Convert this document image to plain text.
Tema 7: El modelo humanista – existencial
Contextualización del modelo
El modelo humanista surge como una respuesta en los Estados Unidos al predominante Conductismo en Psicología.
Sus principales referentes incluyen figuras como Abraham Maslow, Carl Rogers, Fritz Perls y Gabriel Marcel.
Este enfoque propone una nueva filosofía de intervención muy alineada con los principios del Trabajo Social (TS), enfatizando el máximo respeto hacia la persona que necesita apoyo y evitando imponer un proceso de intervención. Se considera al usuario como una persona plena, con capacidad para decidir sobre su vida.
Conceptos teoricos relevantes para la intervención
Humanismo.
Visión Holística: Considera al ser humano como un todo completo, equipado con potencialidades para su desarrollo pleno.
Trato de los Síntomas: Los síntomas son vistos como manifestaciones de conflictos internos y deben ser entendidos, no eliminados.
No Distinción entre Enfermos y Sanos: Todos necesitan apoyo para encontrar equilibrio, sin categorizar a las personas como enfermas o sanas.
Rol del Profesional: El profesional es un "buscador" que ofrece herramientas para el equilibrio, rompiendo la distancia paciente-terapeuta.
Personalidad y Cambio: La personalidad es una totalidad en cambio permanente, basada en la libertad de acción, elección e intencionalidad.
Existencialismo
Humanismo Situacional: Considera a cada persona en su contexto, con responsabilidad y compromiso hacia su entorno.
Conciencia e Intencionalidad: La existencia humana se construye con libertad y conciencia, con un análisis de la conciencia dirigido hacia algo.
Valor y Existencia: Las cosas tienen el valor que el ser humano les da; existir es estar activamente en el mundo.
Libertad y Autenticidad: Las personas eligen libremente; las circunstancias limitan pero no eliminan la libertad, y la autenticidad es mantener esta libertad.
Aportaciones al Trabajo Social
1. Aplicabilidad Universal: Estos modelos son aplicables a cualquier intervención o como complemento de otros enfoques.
——
WHAT IS NEEDED ▸ Quote the data in full, keeping each word unchanged.

EXERCISE RESPONSE ▸
Convert this document image to plain text.
Tema 7: El modelo humanista – existencial
Contextualización del modelo
El modelo humanista surge como una respuesta en los Estados Unidos al predominante Conductismo en Psicología.
Sus principales referentes incluyen figuras como Abraham Maslow, Carl Rogers, Fritz Perls y Gabriel Marcel.
Este enfoque propone una nueva filosofía de intervención muy alineada con los principios del Trabajo Social (TS), enfatizando el máximo respeto hacia la persona que necesita apoyo y evitando imponer un proceso de intervención. Se considera al usuario como una persona plena, con capacidad para decidir sobre su vida.
Conceptos teoricos relevantes para la intervención
Humanismo.
Visión Holística: Considera al ser humano como un todo completo, equipado con potencialidades para su desarrollo pleno.
Trato de los Síntomas: Los síntomas son vistos como manifestaciones de conflictos internos y deben ser entendidos, no eliminados.
No Distinción entre Enfermos y Sanos: Todos necesitan apoyo para encontrar equilibrio, sin categorizar a las personas como enfermas o sanas.
Rol del Profesional: El profesional es un "buscador" que ofrece herramientas para el equilibrio, rompiendo la distancia paciente-terapeuta.
Personalidad y Cambio: La personalidad es una totalidad en cambio permanente, basada en la libertad de acción, elección e intencionalidad.
Existencialismo
Humanismo Situacional: Considera a cada persona en su contexto, con responsabilidad y compromiso hacia su entorno.
Conciencia e Intencionalidad: La existencia humana se construye con libertad y conciencia, con un análisis de la conciencia dirigido hacia algo.
Valor y Existencia: Las cosas tienen el valor que el ser humano les da; existir es estar activamente en el mundo.
Libertad y Autenticidad: Las personas eligen libremente; las circunstancias limitan pero no eliminan la libertad, y la autenticidad es mantener esta libertad.
Aportaciones al Trabajo Social
1. Aplicabilidad Universal: Estos modelos son aplicables a cualquier intervención o como complemento de otros enfoques.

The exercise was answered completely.